**Directions**
Repeat, exactly and completely, the entries shown underneath.

Collected data entries
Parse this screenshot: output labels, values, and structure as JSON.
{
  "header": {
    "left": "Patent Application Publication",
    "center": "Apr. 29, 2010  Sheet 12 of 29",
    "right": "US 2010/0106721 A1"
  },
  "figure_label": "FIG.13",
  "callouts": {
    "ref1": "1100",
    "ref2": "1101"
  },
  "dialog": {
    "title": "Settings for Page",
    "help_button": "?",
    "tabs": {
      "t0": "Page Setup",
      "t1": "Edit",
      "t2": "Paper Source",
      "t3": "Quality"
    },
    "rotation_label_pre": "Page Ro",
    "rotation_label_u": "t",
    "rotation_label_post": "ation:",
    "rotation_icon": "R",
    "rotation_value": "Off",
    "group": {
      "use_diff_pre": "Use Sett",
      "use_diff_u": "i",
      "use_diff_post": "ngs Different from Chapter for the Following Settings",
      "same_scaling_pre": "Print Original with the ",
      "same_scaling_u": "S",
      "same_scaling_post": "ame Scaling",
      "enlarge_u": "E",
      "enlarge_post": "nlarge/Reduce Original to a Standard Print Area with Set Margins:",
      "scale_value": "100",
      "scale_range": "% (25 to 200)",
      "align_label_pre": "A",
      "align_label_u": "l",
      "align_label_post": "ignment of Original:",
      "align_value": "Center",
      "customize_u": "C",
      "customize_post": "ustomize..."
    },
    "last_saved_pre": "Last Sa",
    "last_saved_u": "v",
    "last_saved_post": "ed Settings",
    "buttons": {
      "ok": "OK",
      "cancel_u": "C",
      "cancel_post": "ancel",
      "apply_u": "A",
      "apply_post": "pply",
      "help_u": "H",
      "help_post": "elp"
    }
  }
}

**Exercise response**
Parse this screenshot: output labels, values, and structure as JSON.
{
  "header": {
    "left": "Patent Application Publication",
    "center": "Apr. 29, 2010  Sheet 12 of 29",
    "right": "US 2010/0106721 A1"
  },
  "figure_label": "FIG.13",
  "callouts": {
    "ref1": "1100",
    "ref2": "1101"
  },
  "dialog": {
    "title": "Settings for Page",
    "help_button": "?",
    "tabs": {
      "t0": "Page Setup",
      "t1": "Edit",
      "t2": "Paper Source",
      "t3": "Quality"
    },
    "rotation_label_pre": "Page Ro",
    "rotation_label_u": "t",
    "rotation_label_post": "ation:",
    "rotation_icon": "R",
    "rotation_value": "Off",
    "group": {
      "use_diff_pre": "Use Sett",
      "use_diff_u": "i",
      "use_diff_post": "ngs Different from Chapter for the Following Settings",
      "same_scaling_pre": "Print Original with the ",
      "same_scaling_u": "S",
      "same_scaling_post": "ame Scaling",
      "enlarge_u": "E",
      "enlarge_post": "nlarge/Reduce Original to a Standard Print Area with Set Margins:",
      "scale_value": "100",
      "scale_range": "% (25 to 200)",
      "align_label_pre": "A",
      "align_label_u": "l",
      "align_label_post": "ignment of Original:",
      "align_value": "Center",
      "customize_u": "C",
      "customize_post": "ustomize..."
    },
    "last_saved_pre": "Last Sa",
    "last_saved_u": "v",
    "last_saved_post": "ed Settings",
    "buttons": {
      "ok": "OK",
      "cancel_u": "C",
      "cancel_post": "ancel",
      "apply_u": "A",
      "apply_post": "pply",
      "help_u": "H",
      "help_post": "elp"
    }
  }
}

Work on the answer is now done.